What the exercise asks: Write out the full set of records below exactly.

Records provided:
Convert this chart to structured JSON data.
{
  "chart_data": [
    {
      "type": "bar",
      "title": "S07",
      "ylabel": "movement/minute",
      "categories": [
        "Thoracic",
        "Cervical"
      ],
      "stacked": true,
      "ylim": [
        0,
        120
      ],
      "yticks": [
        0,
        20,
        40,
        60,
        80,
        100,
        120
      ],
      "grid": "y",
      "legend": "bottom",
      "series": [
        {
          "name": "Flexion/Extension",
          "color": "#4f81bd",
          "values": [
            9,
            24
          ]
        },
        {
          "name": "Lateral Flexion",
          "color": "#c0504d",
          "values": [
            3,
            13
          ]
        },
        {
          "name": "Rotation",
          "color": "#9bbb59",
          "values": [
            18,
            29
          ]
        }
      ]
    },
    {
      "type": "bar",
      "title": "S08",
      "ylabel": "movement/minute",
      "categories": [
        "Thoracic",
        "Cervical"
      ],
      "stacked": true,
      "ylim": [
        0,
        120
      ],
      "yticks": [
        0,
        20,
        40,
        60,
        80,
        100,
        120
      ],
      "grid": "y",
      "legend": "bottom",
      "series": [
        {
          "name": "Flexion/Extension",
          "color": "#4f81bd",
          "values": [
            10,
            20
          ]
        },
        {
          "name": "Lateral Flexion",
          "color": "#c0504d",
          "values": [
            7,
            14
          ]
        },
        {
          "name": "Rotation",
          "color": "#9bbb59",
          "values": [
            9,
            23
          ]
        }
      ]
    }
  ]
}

Reply:
Convert this chart to structured JSON data.
{
  "chart_data": [
    {
      "type": "bar",
      "title": "S07",
      "ylabel": "movement/minute",
      "categories": [
        "Thoracic",
        "Cervical"
      ],
      "stacked": true,
      "ylim": [
        0,
        120
      ],
      "yticks": [
        0,
        20,
        40,
        60,
        80,
        100,
        120
      ],
      "grid": "y",
      "legend": "bottom",
      "series": [
        {
          "name": "Flexion/Extension",
          "color": "#4f81bd",
          "values": [
            9,
            24
          ]
        },
        {
          "name": "Lateral Flexion",
          "color": "#c0504d",
          "values": [
            3,
            13
          ]
        },
        {
          "name": "Rotation",
          "color": "#9bbb59",
          "values": [
            18,
            29
          ]
        }
      ]
    },
    {
      "type": "bar",
      "title": "S08",
      "ylabel": "movement/minute",
      "categories": [
        "Thoracic",
        "Cervical"
      ],
      "stacked": true,
      "ylim": [
        0,
        120
      ],
      "yticks": [
        0,
        20,
        40,
        60,
        80,
        100,
        120
      ],
      "grid": "y",
      "legend": "bottom",
      "series": [
        {
          "name": "Flexion/Extension",
          "color": "#4f81bd",
          "values": [
            10,
            20
          ]
        },
        {
          "name": "Lateral Flexion",
          "color": "#c0504d",
          "values": [
            7,
            14
          ]
        },
        {
          "name": "Rotation",
          "color": "#9bbb59",
          "values": [
            9,
            23
          ]
        }
      ]
    }
  ]
}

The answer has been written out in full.